**Task details:**
Every line of the material below must be repeated exactly.

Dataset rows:

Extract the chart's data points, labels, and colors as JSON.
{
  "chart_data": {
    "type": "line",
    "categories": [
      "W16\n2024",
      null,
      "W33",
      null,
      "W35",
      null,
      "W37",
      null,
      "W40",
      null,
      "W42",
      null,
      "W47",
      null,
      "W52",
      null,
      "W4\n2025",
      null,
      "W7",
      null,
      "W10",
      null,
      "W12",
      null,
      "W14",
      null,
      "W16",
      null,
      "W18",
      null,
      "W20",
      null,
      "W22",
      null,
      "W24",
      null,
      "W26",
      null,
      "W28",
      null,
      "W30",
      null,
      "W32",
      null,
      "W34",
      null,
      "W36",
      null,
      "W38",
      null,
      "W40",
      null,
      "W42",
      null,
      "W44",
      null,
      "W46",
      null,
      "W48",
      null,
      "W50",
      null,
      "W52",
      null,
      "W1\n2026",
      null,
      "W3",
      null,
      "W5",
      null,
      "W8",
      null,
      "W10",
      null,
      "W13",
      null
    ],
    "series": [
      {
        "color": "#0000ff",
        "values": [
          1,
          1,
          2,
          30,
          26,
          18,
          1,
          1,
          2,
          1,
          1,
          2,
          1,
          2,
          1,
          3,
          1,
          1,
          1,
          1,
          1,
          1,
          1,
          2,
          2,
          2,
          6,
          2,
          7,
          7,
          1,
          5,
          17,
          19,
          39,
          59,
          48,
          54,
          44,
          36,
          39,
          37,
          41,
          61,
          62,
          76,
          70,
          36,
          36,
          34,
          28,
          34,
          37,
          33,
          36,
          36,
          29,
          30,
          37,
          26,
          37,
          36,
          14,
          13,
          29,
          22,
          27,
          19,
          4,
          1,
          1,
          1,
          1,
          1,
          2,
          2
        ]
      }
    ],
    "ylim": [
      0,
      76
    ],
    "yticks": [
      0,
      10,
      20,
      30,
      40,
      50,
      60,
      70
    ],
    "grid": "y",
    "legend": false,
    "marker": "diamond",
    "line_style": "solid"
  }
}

**Solution:**
Extract the chart's data points, labels, and colors as JSON.
{
  "chart_data": {
    "type": "line",
    "categories": [
      "W16\n2024",
      null,
      "W33",
      null,
      "W35",
      null,
      "W37",
      null,
      "W40",
      null,
      "W42",
      null,
      "W47",
      null,
      "W52",
      null,
      "W4\n2025",
      null,
      "W7",
      null,
      "W10",
      null,
      "W12",
      null,
      "W14",
      null,
      "W16",
      null,
      "W18",
      null,
      "W20",
      null,
      "W22",
      null,
      "W24",
      null,
      "W26",
      null,
      "W28",
      null,
      "W30",
      null,
      "W32",
      null,
      "W34",
      null,
      "W36",
      null,
      "W38",
      null,
      "W40",
      null,
      "W42",
      null,
      "W44",
      null,
      "W46",
      null,
      "W48",
      null,
      "W50",
      null,
      "W52",
      null,
      "W1\n2026",
      null,
      "W3",
      null,
      "W5",
      null,
      "W8",
      null,
      "W10",
      null,
      "W13",
      null
    ],
    "series": [
      {
        "color": "#0000ff",
        "values": [
          1,
          1,
          2,
          30,
          26,
          18,
          1,
          1,
          2,
          1,
          1,
          2,
          1,
          2,
          1,
          3,
          1,
          1,
          1,
          1,
          1,
          1,
          1,
          2,
          2,
          2,
          6,
          2,
          7,
          7,
          1,
          5,
          17,
          19,
          39,
          59,
          48,
          54,
          44,
          36,
          39,
          37,
          41,
          61,
          62,
          76,
          70,
          36,
          36,
          34,
          28,
          34,
          37,
          33,
          36,
          36,
          29,
          30,
          37,
          26,
          37,
          36,
          14,
          13,
          29,
          22,
          27,
          19,
          4,
          1,
          1,
          1,
          1,
          1,
          2,
          2
        ]
      }
    ],
    "ylim": [
      0,
      76
    ],
    "yticks": [
      0,
      10,
      20,
      30,
      40,
      50,
      60,
      70
    ],
    "grid": "y",
    "legend": false,
    "marker": "diamond",
    "line_style": "solid"
  }
}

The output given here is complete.